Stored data
↓↓↓

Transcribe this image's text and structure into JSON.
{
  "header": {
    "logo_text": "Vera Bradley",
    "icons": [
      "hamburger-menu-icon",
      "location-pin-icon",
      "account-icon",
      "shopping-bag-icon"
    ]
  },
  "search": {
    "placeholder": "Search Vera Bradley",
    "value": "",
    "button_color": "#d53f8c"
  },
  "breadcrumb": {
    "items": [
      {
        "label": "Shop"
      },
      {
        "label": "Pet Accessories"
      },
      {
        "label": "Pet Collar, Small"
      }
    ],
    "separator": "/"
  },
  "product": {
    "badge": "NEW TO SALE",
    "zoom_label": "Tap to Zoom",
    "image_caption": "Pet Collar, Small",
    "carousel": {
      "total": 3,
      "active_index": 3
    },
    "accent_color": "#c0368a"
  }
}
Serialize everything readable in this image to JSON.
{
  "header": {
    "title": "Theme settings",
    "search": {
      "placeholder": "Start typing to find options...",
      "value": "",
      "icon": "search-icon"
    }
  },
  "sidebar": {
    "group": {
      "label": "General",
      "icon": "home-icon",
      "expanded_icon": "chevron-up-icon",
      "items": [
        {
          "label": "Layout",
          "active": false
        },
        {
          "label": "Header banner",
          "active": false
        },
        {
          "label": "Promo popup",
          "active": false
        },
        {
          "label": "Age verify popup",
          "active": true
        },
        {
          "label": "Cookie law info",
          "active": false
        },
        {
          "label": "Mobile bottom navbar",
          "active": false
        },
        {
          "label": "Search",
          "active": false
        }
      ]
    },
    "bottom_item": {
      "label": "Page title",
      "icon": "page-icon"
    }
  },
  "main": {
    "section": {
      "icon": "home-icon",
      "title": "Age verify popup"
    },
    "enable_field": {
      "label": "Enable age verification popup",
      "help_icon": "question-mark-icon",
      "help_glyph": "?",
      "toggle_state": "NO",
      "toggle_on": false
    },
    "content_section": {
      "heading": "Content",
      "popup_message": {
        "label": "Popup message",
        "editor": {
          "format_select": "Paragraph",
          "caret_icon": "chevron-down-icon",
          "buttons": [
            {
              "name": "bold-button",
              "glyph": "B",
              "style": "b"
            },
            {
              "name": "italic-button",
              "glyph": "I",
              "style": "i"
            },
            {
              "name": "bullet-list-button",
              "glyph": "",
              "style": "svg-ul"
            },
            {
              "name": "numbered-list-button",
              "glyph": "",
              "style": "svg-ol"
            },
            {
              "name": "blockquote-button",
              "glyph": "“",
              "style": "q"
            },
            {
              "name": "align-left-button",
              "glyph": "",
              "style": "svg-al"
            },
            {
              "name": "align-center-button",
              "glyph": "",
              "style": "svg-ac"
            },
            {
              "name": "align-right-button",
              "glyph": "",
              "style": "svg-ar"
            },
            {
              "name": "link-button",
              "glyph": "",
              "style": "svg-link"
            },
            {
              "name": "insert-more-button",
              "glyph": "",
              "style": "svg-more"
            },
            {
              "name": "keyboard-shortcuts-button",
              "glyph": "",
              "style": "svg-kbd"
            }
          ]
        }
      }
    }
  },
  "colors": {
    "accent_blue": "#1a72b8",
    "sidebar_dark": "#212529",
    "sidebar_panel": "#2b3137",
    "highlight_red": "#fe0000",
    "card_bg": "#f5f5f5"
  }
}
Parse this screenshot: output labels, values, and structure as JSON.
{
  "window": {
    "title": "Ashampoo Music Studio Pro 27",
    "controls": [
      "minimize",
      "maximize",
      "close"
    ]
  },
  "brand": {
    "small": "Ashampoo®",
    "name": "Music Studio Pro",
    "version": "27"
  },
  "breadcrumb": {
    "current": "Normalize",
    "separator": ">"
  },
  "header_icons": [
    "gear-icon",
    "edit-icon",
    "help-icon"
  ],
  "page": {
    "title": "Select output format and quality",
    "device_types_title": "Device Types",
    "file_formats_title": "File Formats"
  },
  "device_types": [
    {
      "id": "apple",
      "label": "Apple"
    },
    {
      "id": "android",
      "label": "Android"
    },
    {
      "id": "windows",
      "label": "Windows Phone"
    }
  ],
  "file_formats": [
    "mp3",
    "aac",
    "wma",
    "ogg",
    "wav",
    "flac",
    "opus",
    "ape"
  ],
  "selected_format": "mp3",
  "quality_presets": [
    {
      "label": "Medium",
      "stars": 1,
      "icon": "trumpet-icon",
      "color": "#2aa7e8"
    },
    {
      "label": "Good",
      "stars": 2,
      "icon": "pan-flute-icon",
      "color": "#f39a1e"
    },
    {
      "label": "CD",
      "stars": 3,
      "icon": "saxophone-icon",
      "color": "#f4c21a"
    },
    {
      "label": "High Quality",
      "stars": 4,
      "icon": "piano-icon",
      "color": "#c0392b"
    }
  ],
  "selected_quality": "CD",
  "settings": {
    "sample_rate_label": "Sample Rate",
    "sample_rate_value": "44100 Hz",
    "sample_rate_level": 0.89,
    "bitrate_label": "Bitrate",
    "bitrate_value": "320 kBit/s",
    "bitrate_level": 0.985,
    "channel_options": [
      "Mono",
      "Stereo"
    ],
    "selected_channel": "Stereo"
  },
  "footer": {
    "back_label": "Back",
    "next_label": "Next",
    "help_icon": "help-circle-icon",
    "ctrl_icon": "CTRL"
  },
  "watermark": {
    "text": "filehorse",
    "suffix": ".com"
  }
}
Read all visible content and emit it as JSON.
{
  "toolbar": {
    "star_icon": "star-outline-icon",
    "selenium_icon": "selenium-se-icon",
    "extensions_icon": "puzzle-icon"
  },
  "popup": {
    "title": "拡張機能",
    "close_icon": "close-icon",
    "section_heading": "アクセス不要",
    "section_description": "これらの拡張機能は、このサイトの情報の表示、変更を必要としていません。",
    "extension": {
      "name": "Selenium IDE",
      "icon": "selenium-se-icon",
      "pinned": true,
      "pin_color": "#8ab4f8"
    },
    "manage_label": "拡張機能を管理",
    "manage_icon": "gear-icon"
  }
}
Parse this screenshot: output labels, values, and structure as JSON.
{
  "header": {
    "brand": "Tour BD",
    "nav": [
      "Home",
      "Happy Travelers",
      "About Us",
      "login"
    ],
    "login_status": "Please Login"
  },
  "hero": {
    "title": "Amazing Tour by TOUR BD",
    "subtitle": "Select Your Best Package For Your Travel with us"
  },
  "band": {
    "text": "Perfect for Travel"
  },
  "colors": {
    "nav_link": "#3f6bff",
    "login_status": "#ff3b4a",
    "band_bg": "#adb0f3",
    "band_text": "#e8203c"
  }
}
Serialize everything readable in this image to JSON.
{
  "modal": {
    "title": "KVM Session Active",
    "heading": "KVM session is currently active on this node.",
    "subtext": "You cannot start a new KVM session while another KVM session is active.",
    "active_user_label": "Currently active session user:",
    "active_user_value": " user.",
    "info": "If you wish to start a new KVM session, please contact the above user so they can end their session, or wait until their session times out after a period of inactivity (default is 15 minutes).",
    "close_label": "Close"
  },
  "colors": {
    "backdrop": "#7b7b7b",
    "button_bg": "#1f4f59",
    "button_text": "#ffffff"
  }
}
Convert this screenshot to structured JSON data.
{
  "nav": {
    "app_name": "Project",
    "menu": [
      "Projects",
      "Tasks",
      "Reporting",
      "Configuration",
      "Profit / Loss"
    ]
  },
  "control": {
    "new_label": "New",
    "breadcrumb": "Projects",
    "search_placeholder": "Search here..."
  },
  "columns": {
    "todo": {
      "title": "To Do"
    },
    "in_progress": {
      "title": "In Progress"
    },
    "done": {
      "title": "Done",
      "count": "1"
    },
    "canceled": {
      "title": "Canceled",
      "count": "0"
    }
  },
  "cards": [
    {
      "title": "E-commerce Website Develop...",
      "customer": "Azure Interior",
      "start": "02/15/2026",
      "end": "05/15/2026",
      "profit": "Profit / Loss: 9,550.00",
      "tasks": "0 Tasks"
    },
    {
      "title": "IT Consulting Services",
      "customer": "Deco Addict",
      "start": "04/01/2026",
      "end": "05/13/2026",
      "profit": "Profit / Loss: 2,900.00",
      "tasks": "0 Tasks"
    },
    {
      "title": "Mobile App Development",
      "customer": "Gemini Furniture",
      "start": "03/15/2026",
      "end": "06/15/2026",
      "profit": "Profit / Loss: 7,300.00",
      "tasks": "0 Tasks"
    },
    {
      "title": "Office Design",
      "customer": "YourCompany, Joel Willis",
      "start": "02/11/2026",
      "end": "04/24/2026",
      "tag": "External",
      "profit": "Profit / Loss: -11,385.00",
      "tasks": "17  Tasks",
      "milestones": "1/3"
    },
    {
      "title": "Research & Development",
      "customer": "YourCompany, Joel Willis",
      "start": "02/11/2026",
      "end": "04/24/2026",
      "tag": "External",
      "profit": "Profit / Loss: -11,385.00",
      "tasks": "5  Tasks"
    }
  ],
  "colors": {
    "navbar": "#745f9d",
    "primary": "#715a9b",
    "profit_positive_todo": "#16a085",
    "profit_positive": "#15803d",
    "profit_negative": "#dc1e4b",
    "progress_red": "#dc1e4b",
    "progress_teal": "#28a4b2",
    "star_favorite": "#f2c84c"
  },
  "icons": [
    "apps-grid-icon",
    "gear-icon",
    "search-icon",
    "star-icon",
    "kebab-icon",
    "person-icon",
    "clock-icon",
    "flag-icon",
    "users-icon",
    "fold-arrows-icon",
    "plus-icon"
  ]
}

↑↑↑

WHAT YOU SHOULD DO
Of all the lines above, how many contain the word "Ashampoo"? Answer with only the number.

ANSWER TO THIS EXERCISE
2